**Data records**
# # #

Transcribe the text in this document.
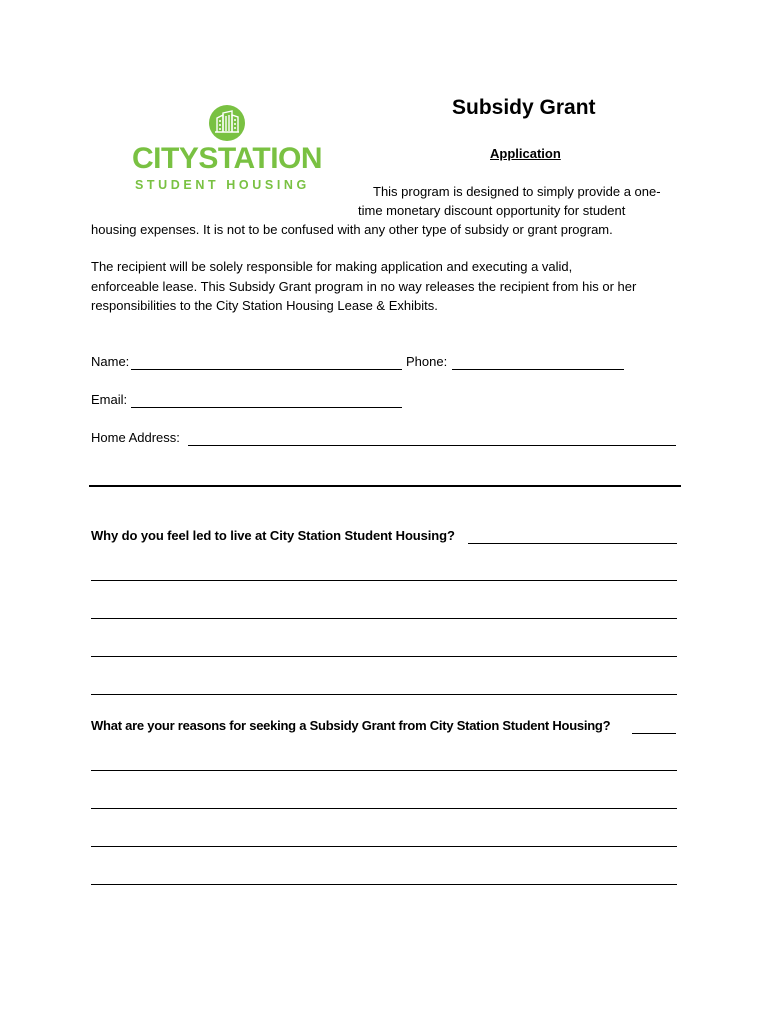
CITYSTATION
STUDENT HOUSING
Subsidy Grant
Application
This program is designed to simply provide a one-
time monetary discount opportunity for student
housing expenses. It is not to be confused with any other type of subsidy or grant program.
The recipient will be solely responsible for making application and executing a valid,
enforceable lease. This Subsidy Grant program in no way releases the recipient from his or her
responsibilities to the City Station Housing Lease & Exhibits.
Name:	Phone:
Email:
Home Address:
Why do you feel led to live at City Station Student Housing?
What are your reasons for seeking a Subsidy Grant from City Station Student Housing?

# # #

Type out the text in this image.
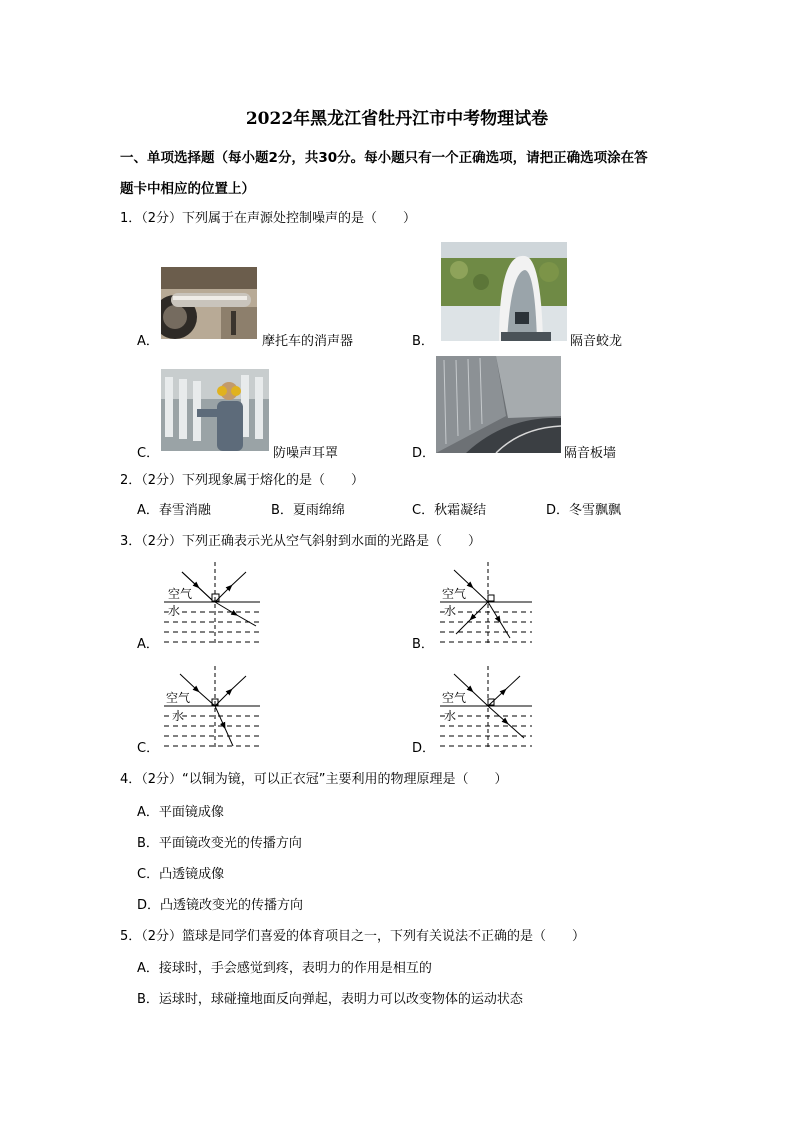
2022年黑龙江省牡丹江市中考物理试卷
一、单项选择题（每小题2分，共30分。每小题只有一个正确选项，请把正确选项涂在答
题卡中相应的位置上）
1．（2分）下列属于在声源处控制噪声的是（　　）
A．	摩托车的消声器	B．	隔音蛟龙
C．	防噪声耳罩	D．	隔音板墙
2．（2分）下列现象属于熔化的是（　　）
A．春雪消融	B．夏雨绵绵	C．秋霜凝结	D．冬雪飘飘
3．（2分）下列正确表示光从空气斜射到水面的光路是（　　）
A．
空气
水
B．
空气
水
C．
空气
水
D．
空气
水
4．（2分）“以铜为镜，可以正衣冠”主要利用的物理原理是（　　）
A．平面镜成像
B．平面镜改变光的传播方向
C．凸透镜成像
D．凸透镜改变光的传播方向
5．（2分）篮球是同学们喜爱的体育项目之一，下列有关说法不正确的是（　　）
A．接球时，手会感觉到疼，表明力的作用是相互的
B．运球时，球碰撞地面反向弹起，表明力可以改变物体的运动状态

# # #

**What you are asked to do**
Using the records above, select and copy every line that has the word "from".

**Answer below**
enforceable lease. This Subsidy Grant program in no way releases the recipient from his or her
What are your reasons for seeking a Subsidy Grant from City Station Student Housing?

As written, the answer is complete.